Data items >>

-.-.-

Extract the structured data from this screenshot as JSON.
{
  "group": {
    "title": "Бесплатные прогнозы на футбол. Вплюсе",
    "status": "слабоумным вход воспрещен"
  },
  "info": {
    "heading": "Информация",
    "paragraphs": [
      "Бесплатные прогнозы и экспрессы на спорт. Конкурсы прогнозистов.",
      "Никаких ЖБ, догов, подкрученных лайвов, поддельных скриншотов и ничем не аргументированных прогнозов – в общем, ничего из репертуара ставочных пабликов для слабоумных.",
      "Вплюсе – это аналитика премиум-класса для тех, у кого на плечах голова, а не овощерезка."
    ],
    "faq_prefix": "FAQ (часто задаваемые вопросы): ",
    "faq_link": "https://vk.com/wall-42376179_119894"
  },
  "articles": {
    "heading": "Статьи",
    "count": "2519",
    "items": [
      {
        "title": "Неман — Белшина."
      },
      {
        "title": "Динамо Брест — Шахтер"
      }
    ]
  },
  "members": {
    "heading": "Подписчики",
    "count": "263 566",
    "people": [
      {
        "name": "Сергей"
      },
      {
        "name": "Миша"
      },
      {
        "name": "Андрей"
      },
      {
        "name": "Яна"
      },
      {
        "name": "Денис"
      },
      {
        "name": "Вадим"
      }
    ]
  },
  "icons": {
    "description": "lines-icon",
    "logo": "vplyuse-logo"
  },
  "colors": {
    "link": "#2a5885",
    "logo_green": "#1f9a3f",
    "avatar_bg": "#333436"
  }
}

-.-.-

GOAL >>
Every entry should be output exactly as written, please.

FINISHED ANSWER >>
Extract the structured data from this screenshot as JSON.
{
  "group": {
    "title": "Бесплатные прогнозы на футбол. Вплюсе",
    "status": "слабоумным вход воспрещен"
  },
  "info": {
    "heading": "Информация",
    "paragraphs": [
      "Бесплатные прогнозы и экспрессы на спорт. Конкурсы прогнозистов.",
      "Никаких ЖБ, догов, подкрученных лайвов, поддельных скриншотов и ничем не аргументированных прогнозов – в общем, ничего из репертуара ставочных пабликов для слабоумных.",
      "Вплюсе – это аналитика премиум-класса для тех, у кого на плечах голова, а не овощерезка."
    ],
    "faq_prefix": "FAQ (часто задаваемые вопросы): ",
    "faq_link": "https://vk.com/wall-42376179_119894"
  },
  "articles": {
    "heading": "Статьи",
    "count": "2519",
    "items": [
      {
        "title": "Неман — Белшина."
      },
      {
        "title": "Динамо Брест — Шахтер"
      }
    ]
  },
  "members": {
    "heading": "Подписчики",
    "count": "263 566",
    "people": [
      {
        "name": "Сергей"
      },
      {
        "name": "Миша"
      },
      {
        "name": "Андрей"
      },
      {
        "name": "Яна"
      },
      {
        "name": "Денис"
      },
      {
        "name": "Вадим"
      }
    ]
  },
  "icons": {
    "description": "lines-icon",
    "logo": "vplyuse-logo"
  },
  "colors": {
    "link": "#2a5885",
    "logo_green": "#1f9a3f",
    "avatar_bg": "#333436"
  }
}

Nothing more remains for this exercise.